┏━━

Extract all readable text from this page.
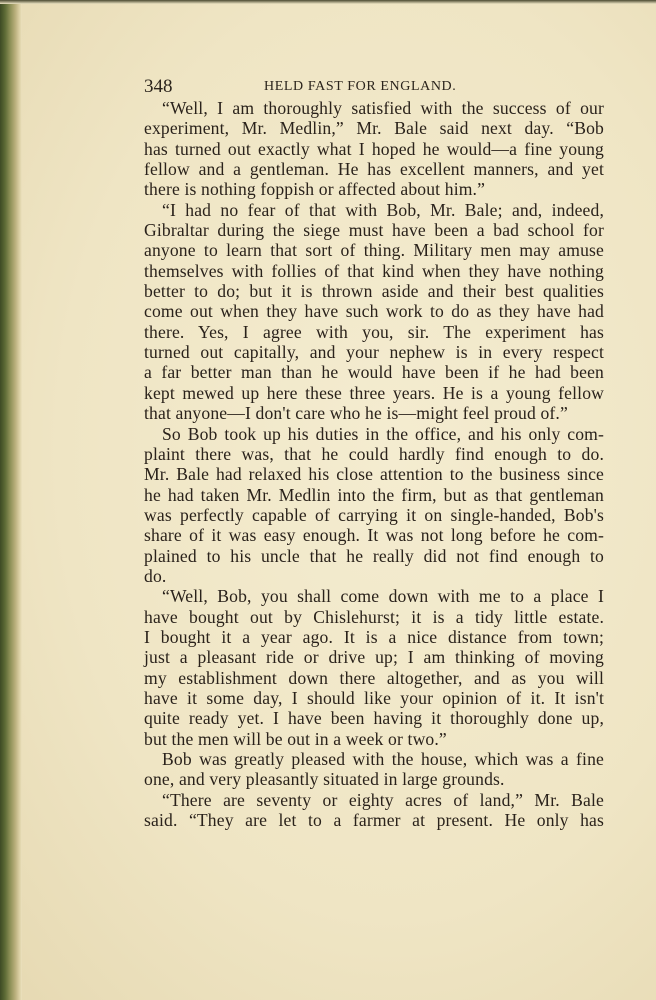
348	HELD FAST FOR ENGLAND.
“Well, I am thoroughly satisfied with the success of our
experiment, Mr. Medlin,” Mr. Bale said next day. “Bob
has turned out exactly what I hoped he would—a fine young
fellow and a gentleman. He has excellent manners, and yet
there is nothing foppish or affected about him.”
“I had no fear of that with Bob, Mr. Bale; and, indeed,
Gibraltar during the siege must have been a bad school for
anyone to learn that sort of thing. Military men may amuse
themselves with follies of that kind when they have nothing
better to do; but it is thrown aside and their best qualities
come out when they have such work to do as they have had
there. Yes, I agree with you, sir. The experiment has
turned out capitally, and your nephew is in every respect
a far better man than he would have been if he had been
kept mewed up here these three years. He is a young fellow
that anyone—I don't care who he is—might feel proud of.”
So Bob took up his duties in the office, and his only com-
plaint there was, that he could hardly find enough to do.
Mr. Bale had relaxed his close attention to the business since
he had taken Mr. Medlin into the firm, but as that gentleman
was perfectly capable of carrying it on single-handed, Bob's
share of it was easy enough. It was not long before he com-
plained to his uncle that he really did not find enough to
do.
“Well, Bob, you shall come down with me to a place I
have bought out by Chislehurst; it is a tidy little estate.
I bought it a year ago. It is a nice distance from town;
just a pleasant ride or drive up; I am thinking of moving
my establishment down there altogether, and as you will
have it some day, I should like your opinion of it. It isn't
quite ready yet. I have been having it thoroughly done up,
but the men will be out in a week or two.”
Bob was greatly pleased with the house, which was a fine
one, and very pleasantly situated in large grounds.
“There are seventy or eighty acres of land,” Mr. Bale
said. “They are let to a farmer at present. He only has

┗━━

__STATED TASK__: Copy all lines from the entries that contain the word "bought".

__IN RESPONSE__:
have bought out by Chislehurst; it is a tidy little estate.
I bought it a year ago. It is a nice distance from town;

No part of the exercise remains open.